TASK PROMPT.
Go through the records and show each line where the word "live" occurs.

##############################

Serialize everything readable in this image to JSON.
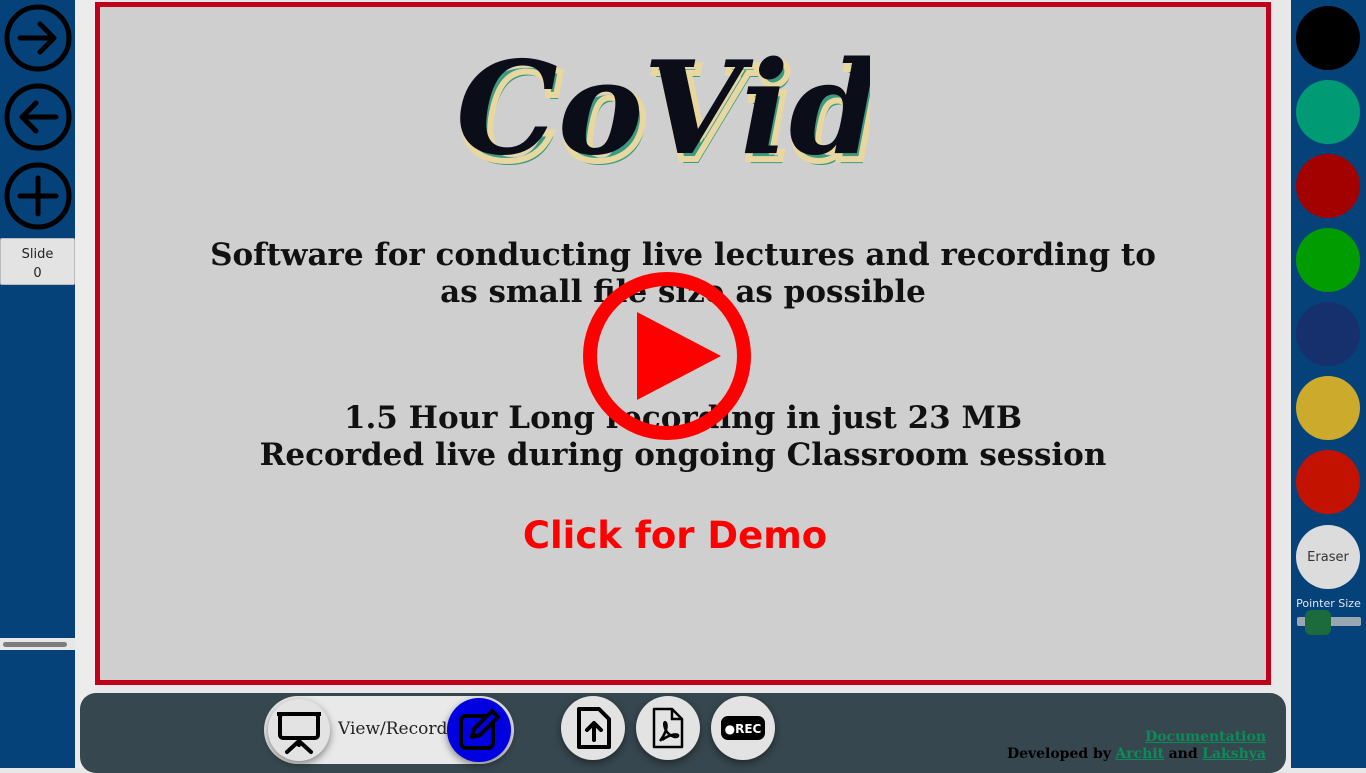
{
  "left_panel": {
    "slide_label": "Slide",
    "slide_number": "0"
  },
  "main": {
    "logo_text": "CoVid",
    "subtitle_line1": "Software for conducting live lectures and recording to",
    "subtitle_line2": "as small file size as possible",
    "detail_line1": "1.5 Hour Long recording in just 23 MB",
    "detail_line2": "Recorded live during ongoing Classroom session",
    "demo_link": "Click for Demo"
  },
  "colors": {
    "border_accent": "#c0001a",
    "side_bars": "#06427a",
    "palette": [
      "#000000",
      "#009b74",
      "#a30000",
      "#009c00",
      "#16306e",
      "#ccaa2c",
      "#c41200"
    ]
  },
  "right_panel": {
    "eraser_label": "Eraser",
    "pointer_size_label": "Pointer Size"
  },
  "toolbar": {
    "view_record_label": "View/Record",
    "rec_label": "●REC"
  },
  "footer": {
    "documentation_link": "Documentation",
    "developed_by": "Developed by",
    "author1": "Archit",
    "and_word": "and",
    "author2": "Lakshya"
  }
}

##############################

FULL OUTPUT.
    "subtitle_line1": "Software for conducting live lectures and recording to",
    "detail_line2": "Recorded live during ongoing Classroom session",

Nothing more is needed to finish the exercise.